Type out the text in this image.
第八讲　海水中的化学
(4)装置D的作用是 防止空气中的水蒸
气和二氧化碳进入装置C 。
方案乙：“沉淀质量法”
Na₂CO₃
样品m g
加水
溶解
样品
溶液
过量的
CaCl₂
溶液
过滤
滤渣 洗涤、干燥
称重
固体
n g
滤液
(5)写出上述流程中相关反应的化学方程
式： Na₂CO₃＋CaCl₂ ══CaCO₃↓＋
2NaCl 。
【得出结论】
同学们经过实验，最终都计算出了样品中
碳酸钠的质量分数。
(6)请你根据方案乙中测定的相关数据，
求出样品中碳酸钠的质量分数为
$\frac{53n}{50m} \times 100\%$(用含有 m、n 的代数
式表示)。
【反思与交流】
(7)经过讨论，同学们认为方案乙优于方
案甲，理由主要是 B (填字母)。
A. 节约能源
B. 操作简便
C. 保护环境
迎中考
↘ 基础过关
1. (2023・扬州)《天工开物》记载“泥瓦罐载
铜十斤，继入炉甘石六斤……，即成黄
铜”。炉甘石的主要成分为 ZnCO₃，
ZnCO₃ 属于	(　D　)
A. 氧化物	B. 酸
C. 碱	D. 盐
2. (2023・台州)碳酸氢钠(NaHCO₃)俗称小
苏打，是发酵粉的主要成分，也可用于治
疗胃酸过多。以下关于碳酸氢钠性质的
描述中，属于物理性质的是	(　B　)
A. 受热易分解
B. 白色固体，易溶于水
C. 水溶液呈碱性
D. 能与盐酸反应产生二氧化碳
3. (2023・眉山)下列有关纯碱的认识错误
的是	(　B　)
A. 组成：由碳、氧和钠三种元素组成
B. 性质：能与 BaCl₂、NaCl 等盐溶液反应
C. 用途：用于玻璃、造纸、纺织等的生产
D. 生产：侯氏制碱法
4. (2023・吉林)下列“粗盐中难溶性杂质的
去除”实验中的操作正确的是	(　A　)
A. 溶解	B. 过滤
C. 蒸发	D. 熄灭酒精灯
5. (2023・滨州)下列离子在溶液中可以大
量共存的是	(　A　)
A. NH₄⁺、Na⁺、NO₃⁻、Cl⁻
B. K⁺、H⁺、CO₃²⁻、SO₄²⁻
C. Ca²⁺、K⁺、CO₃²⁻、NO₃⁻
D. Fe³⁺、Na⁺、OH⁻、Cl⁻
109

» WRITTEN REQUEST
Recopy all the lines exactly as they appear.

» COMPLETED TASK
Type out the text in this image.
第八讲　海水中的化学
(4)装置D的作用是 防止空气中的水蒸
气和二氧化碳进入装置C 。
方案乙：“沉淀质量法”
Na₂CO₃
样品m g
加水
溶解
样品
溶液
过量的
CaCl₂
溶液
过滤
滤渣 洗涤、干燥
称重
固体
n g
滤液
(5)写出上述流程中相关反应的化学方程
式： Na₂CO₃＋CaCl₂ ══CaCO₃↓＋
2NaCl 。
【得出结论】
同学们经过实验，最终都计算出了样品中
碳酸钠的质量分数。
(6)请你根据方案乙中测定的相关数据，
求出样品中碳酸钠的质量分数为
$\frac{53n}{50m} \times 100\%$(用含有 m、n 的代数
式表示)。
【反思与交流】
(7)经过讨论，同学们认为方案乙优于方
案甲，理由主要是 B (填字母)。
A. 节约能源
B. 操作简便
C. 保护环境
迎中考
↘ 基础过关
1. (2023・扬州)《天工开物》记载“泥瓦罐载
铜十斤，继入炉甘石六斤……，即成黄
铜”。炉甘石的主要成分为 ZnCO₃，
ZnCO₃ 属于	(　D　)
A. 氧化物	B. 酸
C. 碱	D. 盐
2. (2023・台州)碳酸氢钠(NaHCO₃)俗称小
苏打，是发酵粉的主要成分，也可用于治
疗胃酸过多。以下关于碳酸氢钠性质的
描述中，属于物理性质的是	(　B　)
A. 受热易分解
B. 白色固体，易溶于水
C. 水溶液呈碱性
D. 能与盐酸反应产生二氧化碳
3. (2023・眉山)下列有关纯碱的认识错误
的是	(　B　)
A. 组成：由碳、氧和钠三种元素组成
B. 性质：能与 BaCl₂、NaCl 等盐溶液反应
C. 用途：用于玻璃、造纸、纺织等的生产
D. 生产：侯氏制碱法
4. (2023・吉林)下列“粗盐中难溶性杂质的
去除”实验中的操作正确的是	(　A　)
A. 溶解	B. 过滤
C. 蒸发	D. 熄灭酒精灯
5. (2023・滨州)下列离子在溶液中可以大
量共存的是	(　A　)
A. NH₄⁺、Na⁺、NO₃⁻、Cl⁻
B. K⁺、H⁺、CO₃²⁻、SO₄²⁻
C. Ca²⁺、K⁺、CO₃²⁻、NO₃⁻
D. Fe³⁺、Na⁺、OH⁻、Cl⁻
109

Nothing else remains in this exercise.